### Working data

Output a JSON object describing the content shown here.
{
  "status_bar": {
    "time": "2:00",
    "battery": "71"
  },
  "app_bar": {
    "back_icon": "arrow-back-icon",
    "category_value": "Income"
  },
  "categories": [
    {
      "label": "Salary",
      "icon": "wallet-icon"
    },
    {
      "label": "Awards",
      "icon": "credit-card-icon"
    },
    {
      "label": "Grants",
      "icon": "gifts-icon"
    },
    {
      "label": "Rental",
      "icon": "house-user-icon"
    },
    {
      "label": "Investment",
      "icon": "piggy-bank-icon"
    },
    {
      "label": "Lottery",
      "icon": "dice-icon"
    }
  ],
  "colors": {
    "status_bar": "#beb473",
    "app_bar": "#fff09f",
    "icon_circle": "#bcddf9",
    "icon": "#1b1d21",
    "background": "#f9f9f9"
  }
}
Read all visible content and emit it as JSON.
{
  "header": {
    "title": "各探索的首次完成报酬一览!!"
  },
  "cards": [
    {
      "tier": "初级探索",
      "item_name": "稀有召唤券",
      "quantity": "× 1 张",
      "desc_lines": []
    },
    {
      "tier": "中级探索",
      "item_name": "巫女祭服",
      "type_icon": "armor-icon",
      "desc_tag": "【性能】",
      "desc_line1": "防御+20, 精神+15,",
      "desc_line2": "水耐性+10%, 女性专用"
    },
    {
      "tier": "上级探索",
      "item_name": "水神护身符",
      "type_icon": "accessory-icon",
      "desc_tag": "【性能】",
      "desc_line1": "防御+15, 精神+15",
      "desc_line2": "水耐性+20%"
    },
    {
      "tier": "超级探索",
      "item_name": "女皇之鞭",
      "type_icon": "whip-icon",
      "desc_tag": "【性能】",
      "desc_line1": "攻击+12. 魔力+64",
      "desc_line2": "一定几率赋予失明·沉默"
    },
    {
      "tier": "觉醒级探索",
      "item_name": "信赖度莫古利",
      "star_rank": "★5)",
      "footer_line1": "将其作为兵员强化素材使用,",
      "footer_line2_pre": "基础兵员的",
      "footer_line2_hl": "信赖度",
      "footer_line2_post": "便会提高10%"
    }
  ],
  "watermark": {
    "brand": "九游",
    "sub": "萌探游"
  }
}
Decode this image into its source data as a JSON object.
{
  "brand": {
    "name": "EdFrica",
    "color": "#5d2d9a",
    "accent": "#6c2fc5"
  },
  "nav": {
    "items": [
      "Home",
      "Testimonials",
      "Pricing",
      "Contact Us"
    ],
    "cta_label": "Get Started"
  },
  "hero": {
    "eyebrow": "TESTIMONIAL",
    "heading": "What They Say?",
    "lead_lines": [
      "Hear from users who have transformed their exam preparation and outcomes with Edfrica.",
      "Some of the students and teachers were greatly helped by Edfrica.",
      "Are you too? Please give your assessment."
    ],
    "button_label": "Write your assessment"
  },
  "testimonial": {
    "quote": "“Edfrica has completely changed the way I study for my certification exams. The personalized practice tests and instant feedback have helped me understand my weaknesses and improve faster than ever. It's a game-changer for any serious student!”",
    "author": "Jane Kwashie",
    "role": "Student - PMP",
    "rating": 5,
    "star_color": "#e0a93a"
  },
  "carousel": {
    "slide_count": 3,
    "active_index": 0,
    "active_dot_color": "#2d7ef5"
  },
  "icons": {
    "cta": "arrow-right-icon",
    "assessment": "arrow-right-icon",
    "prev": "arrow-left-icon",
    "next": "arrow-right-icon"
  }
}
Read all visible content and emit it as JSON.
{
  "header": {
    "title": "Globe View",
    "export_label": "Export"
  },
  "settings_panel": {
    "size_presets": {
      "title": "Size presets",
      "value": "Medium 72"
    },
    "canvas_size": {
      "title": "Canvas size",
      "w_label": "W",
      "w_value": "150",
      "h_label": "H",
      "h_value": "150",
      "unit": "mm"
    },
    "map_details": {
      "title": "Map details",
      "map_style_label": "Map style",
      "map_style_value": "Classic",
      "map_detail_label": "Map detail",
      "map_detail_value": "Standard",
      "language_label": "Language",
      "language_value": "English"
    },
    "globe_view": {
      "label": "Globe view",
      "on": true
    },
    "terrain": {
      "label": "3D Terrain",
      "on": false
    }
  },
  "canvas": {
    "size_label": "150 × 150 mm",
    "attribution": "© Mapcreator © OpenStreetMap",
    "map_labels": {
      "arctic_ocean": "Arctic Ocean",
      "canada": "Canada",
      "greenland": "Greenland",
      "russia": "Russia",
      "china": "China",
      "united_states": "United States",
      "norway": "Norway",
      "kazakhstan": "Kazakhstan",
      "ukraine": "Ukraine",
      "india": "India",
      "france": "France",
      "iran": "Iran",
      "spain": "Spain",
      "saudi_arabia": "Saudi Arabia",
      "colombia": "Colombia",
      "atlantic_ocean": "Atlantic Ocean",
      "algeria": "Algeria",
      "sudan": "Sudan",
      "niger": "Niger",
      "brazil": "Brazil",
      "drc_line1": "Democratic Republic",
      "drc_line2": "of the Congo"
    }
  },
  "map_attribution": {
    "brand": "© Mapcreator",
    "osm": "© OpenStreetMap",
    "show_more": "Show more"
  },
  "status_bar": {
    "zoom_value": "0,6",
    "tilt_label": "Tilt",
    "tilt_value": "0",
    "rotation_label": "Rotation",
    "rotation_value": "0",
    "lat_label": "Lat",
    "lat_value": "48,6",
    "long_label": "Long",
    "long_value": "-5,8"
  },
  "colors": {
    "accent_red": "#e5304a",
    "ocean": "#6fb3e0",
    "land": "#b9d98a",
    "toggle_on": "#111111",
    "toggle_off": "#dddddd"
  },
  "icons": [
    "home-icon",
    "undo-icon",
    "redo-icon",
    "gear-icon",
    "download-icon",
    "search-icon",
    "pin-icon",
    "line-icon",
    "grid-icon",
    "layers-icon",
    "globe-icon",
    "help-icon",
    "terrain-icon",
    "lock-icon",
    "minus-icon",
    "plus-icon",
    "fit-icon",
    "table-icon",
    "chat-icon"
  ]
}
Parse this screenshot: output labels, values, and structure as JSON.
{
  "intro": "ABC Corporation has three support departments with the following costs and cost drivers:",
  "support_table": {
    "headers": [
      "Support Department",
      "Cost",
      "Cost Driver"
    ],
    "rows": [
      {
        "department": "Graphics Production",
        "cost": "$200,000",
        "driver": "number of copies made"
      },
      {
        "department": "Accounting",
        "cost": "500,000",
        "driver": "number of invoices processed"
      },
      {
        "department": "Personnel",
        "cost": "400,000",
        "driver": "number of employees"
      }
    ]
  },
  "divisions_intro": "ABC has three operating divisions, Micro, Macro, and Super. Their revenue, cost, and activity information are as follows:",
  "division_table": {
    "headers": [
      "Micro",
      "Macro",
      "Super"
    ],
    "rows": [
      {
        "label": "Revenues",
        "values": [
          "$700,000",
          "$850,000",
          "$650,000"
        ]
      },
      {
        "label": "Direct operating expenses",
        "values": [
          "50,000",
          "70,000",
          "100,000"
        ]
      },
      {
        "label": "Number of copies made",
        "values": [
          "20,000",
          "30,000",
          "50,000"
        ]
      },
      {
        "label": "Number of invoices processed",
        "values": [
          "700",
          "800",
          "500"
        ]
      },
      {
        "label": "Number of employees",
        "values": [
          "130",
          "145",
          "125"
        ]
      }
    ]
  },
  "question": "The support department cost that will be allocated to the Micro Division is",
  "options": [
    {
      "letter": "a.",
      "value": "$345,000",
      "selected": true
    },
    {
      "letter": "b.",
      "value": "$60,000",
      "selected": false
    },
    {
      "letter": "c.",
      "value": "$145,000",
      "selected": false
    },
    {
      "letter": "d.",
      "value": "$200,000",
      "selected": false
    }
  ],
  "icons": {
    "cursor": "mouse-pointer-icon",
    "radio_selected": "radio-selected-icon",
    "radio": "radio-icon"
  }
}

######

Set problem: Select and copy every line from the records that includes the word "tier".

Expected output:
      "tier": "初级探索",
      "tier": "中级探索",
      "tier": "上级探索",
      "tier": "超级探索",
      "tier": "觉醒级探索",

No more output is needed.